In the entries that follow, find the word "gust" and report each line it is on.

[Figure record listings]
◆ ◆ ◆

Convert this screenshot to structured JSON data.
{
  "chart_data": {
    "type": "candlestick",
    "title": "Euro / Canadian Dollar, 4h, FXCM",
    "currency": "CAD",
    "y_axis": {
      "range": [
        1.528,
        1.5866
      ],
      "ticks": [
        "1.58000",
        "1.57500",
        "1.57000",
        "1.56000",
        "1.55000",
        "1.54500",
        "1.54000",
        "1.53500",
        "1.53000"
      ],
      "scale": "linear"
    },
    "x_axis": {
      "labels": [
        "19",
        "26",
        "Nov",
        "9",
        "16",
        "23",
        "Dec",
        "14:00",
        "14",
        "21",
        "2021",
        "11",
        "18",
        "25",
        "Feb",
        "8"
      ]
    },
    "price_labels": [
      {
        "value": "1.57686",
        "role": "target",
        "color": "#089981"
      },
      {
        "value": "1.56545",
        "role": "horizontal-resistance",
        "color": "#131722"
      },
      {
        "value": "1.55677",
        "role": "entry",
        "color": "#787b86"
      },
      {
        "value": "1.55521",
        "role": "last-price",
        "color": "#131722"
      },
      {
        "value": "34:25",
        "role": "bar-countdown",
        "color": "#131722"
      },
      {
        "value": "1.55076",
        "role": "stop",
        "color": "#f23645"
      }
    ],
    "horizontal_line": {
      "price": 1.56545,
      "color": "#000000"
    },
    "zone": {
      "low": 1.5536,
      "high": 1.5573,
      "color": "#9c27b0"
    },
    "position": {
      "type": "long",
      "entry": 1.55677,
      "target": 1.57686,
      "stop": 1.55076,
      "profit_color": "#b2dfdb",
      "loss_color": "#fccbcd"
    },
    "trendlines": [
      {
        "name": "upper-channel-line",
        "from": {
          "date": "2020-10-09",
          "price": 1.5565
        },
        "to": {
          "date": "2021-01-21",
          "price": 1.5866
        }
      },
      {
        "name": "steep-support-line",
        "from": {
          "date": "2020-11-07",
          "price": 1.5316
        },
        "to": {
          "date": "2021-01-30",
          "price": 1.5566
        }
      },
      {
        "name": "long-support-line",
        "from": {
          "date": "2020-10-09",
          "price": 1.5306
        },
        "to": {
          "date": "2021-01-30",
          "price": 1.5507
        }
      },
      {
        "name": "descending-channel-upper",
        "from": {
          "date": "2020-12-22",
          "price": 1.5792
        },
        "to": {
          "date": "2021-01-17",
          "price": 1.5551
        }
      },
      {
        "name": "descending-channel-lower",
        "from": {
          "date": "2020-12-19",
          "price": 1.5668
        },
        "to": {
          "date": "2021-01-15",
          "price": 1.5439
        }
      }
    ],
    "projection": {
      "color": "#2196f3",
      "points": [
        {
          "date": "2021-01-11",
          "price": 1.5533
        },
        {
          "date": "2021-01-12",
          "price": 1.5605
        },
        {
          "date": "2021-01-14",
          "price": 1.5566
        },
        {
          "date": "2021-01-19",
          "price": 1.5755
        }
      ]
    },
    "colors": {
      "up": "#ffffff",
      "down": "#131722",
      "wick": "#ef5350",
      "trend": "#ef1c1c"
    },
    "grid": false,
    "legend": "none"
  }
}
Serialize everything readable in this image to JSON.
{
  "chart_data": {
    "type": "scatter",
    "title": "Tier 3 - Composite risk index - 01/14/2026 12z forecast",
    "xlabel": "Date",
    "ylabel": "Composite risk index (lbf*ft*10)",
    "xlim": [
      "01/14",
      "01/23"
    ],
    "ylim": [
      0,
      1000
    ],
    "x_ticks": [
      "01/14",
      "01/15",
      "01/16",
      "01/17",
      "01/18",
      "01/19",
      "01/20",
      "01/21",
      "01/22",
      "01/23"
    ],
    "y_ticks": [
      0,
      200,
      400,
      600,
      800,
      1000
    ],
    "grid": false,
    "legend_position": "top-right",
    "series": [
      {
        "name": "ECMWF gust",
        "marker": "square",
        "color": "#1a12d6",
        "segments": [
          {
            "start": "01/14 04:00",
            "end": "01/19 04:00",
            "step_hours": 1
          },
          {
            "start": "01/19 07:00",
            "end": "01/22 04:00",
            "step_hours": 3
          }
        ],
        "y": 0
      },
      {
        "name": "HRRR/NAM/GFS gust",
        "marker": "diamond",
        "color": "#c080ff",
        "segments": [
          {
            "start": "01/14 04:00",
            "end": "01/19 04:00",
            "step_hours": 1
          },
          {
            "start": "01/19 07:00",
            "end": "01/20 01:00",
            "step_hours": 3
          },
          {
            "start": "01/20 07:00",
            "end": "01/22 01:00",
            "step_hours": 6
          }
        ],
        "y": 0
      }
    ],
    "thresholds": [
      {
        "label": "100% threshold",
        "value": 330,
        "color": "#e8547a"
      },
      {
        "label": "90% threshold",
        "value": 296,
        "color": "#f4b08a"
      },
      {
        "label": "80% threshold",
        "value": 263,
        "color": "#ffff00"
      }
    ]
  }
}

◆ ◆ ◆

Worked answer -
        "name": "ECMWF gust",
        "name": "HRRR/NAM/GFS gust",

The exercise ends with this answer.